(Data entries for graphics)
+-------+

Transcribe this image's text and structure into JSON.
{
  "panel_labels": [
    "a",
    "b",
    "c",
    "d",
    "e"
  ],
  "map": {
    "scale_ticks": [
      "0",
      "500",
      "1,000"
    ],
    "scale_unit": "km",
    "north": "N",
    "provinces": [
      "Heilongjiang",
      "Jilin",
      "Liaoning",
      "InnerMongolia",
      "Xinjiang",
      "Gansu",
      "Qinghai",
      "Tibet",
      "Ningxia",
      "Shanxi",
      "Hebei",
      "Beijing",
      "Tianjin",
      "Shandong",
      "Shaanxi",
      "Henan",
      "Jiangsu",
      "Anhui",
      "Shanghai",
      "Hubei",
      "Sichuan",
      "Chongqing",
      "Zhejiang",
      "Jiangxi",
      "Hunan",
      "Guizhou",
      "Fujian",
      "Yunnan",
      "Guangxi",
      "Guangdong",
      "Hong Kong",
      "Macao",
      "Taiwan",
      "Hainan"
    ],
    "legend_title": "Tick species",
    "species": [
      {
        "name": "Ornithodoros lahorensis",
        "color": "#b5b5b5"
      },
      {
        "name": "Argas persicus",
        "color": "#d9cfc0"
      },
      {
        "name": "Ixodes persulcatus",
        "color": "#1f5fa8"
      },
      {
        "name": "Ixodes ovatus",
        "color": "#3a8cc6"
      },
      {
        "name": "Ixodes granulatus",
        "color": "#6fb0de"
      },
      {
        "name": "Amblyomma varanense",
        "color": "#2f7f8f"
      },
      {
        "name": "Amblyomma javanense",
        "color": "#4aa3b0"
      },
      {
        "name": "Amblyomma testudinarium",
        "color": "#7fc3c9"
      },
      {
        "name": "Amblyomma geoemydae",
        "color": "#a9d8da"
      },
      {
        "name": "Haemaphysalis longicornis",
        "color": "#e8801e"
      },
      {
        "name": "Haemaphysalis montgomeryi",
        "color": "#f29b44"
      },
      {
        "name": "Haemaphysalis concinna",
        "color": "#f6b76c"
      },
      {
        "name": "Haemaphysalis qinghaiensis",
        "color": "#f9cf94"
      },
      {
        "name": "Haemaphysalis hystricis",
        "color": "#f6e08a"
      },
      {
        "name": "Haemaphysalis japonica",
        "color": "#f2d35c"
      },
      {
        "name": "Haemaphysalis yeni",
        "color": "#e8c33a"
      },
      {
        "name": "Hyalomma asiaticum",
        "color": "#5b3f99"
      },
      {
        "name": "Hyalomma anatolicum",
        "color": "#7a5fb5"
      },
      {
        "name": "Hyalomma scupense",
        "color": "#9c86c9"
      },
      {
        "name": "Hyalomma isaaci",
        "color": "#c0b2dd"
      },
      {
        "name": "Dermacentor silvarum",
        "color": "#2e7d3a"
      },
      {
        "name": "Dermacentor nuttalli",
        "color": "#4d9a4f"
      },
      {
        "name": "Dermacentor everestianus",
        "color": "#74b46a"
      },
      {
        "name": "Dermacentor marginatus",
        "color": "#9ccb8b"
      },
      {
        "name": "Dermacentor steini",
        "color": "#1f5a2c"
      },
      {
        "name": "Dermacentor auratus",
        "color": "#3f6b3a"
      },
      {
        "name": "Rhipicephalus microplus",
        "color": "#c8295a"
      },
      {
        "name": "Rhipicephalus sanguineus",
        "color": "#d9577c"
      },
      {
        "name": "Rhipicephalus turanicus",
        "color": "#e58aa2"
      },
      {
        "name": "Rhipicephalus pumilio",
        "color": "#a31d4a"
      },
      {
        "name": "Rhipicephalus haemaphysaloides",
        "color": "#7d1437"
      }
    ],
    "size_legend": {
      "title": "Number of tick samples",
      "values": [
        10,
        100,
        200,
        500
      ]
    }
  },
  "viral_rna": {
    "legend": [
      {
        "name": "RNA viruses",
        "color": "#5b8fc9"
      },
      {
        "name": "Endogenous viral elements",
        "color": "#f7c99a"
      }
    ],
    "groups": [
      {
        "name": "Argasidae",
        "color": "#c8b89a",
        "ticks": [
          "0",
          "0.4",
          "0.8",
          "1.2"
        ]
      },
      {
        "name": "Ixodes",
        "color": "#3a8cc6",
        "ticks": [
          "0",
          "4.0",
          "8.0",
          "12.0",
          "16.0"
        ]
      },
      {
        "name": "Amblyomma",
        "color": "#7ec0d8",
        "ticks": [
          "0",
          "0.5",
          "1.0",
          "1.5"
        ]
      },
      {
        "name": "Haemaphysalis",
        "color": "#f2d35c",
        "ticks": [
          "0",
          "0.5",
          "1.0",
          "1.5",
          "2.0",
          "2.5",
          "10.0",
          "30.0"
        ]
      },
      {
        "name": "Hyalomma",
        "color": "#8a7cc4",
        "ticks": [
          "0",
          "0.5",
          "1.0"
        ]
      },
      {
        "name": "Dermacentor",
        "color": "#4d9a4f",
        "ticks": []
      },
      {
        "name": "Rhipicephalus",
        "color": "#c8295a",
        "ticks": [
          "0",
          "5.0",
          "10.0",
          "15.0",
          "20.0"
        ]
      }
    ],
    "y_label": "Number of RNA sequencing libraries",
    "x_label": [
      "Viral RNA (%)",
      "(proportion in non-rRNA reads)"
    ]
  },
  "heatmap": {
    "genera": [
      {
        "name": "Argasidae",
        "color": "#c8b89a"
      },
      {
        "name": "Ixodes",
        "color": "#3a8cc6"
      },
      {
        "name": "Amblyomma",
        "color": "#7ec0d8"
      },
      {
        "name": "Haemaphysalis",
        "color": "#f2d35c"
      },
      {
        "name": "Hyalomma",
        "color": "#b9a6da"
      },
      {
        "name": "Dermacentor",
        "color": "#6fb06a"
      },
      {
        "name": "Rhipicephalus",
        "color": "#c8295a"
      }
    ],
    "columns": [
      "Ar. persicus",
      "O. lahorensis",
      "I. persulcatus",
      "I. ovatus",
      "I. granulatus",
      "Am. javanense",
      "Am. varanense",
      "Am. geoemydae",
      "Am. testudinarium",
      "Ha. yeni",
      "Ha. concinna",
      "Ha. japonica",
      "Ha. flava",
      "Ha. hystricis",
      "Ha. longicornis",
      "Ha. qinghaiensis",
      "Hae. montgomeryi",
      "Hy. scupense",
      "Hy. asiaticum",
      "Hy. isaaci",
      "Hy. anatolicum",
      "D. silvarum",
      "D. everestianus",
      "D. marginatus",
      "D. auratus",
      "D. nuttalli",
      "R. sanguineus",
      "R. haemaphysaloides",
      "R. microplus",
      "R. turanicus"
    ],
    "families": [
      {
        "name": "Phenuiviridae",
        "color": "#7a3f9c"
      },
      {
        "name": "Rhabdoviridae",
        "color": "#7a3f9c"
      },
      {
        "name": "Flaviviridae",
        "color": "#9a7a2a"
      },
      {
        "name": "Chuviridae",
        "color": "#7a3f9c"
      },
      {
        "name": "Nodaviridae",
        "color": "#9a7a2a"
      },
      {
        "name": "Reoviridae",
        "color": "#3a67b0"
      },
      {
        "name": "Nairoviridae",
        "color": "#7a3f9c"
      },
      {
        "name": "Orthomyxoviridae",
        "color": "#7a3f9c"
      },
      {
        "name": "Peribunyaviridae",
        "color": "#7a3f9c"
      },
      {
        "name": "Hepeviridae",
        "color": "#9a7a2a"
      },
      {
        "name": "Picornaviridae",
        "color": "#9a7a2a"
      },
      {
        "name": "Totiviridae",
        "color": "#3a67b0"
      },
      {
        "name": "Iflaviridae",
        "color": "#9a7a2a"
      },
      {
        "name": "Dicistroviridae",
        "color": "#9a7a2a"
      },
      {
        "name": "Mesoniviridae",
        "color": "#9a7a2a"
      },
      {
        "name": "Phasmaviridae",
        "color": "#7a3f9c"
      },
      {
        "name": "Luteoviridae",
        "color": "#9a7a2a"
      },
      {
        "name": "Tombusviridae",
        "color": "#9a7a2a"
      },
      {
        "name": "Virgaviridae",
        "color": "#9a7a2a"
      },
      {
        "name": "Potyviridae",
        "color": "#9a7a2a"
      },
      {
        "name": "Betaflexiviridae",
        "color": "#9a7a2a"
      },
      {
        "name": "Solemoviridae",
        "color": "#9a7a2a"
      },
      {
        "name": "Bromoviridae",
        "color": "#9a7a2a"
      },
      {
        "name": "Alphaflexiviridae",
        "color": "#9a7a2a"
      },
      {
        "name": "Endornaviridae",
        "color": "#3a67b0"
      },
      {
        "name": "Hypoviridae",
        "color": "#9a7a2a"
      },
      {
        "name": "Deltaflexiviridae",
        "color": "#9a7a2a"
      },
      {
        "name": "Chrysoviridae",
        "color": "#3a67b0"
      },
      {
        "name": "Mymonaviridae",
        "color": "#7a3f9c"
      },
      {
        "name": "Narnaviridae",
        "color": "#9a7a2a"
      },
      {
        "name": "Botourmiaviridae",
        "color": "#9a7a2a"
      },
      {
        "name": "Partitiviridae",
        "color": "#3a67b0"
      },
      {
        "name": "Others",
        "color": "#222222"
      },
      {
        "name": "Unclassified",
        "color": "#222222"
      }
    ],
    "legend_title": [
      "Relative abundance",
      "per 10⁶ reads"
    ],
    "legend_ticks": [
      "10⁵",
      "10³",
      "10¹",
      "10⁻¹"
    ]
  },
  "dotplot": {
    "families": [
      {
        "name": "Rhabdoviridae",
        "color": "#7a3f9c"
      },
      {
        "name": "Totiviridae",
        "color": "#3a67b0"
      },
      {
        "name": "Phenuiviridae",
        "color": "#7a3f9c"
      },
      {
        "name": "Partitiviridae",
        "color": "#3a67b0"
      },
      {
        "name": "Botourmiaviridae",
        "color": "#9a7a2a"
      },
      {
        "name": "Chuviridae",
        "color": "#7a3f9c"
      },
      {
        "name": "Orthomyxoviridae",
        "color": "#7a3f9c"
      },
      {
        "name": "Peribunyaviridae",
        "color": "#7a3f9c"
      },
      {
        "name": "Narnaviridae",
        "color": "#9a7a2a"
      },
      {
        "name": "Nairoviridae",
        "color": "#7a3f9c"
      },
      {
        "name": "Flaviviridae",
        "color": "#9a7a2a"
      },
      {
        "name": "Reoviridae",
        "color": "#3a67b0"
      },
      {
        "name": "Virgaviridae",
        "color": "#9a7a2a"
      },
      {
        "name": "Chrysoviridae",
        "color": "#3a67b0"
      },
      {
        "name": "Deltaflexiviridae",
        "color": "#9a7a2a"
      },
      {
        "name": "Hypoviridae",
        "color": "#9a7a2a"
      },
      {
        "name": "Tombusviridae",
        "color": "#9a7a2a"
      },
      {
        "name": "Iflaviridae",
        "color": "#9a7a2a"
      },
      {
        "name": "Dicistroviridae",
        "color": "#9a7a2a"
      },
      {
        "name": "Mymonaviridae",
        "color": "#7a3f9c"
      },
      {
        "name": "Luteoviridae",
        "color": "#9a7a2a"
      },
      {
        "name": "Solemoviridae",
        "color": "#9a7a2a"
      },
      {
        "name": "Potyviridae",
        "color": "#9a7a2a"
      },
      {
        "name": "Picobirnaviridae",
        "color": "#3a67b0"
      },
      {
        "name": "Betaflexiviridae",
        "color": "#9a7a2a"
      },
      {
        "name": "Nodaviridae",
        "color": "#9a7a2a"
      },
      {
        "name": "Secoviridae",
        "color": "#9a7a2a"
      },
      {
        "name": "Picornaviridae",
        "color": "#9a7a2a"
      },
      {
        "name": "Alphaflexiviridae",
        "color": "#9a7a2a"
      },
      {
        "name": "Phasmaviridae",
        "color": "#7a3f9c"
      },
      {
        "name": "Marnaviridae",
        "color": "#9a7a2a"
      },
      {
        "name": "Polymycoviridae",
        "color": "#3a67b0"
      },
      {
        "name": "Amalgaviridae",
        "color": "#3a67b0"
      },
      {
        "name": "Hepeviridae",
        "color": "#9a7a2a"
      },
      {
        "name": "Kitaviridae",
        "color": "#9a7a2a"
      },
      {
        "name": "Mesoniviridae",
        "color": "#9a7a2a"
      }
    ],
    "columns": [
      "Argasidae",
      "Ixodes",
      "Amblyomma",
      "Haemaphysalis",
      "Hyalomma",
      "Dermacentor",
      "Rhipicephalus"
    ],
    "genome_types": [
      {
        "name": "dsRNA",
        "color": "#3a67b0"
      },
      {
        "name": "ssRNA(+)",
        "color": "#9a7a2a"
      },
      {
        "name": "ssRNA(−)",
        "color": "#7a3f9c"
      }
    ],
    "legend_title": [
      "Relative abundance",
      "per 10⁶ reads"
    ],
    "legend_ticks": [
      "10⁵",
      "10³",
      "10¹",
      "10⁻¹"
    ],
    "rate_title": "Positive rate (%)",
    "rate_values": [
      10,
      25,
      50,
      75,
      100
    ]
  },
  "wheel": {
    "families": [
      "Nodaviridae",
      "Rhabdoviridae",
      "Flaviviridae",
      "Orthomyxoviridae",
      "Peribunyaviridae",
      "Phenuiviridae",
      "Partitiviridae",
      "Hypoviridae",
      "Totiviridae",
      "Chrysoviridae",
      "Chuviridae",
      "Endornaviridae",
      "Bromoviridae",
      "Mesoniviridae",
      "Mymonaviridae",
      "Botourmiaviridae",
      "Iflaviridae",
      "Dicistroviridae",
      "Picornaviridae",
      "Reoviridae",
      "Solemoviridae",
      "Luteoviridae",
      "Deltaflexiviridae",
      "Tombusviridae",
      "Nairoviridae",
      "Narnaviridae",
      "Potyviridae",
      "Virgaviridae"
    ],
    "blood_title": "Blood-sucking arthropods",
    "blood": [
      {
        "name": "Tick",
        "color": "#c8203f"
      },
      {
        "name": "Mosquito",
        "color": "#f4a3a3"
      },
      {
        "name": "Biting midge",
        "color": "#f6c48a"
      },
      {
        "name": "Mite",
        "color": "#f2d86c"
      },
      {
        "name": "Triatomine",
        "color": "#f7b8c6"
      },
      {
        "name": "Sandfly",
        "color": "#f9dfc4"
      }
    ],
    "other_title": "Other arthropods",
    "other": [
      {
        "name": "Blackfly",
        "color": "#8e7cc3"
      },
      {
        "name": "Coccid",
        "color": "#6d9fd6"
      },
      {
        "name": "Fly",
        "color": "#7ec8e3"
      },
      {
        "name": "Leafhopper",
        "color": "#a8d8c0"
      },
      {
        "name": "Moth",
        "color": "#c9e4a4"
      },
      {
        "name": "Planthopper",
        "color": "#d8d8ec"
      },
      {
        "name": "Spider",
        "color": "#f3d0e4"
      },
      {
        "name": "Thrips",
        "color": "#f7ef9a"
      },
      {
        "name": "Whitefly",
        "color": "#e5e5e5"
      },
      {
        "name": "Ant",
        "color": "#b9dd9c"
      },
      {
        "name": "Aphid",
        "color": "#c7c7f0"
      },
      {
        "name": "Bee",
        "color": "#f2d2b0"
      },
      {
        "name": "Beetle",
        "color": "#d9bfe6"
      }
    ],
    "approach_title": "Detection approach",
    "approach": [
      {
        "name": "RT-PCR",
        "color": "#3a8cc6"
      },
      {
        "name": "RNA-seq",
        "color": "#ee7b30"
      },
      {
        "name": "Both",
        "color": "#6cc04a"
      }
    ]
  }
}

+-------+

Filter the records for the string "granulatus" and copy every line that holds it.

* _Exercise response_:
        "name": "Ixodes granulatus",
      "I. granulatus",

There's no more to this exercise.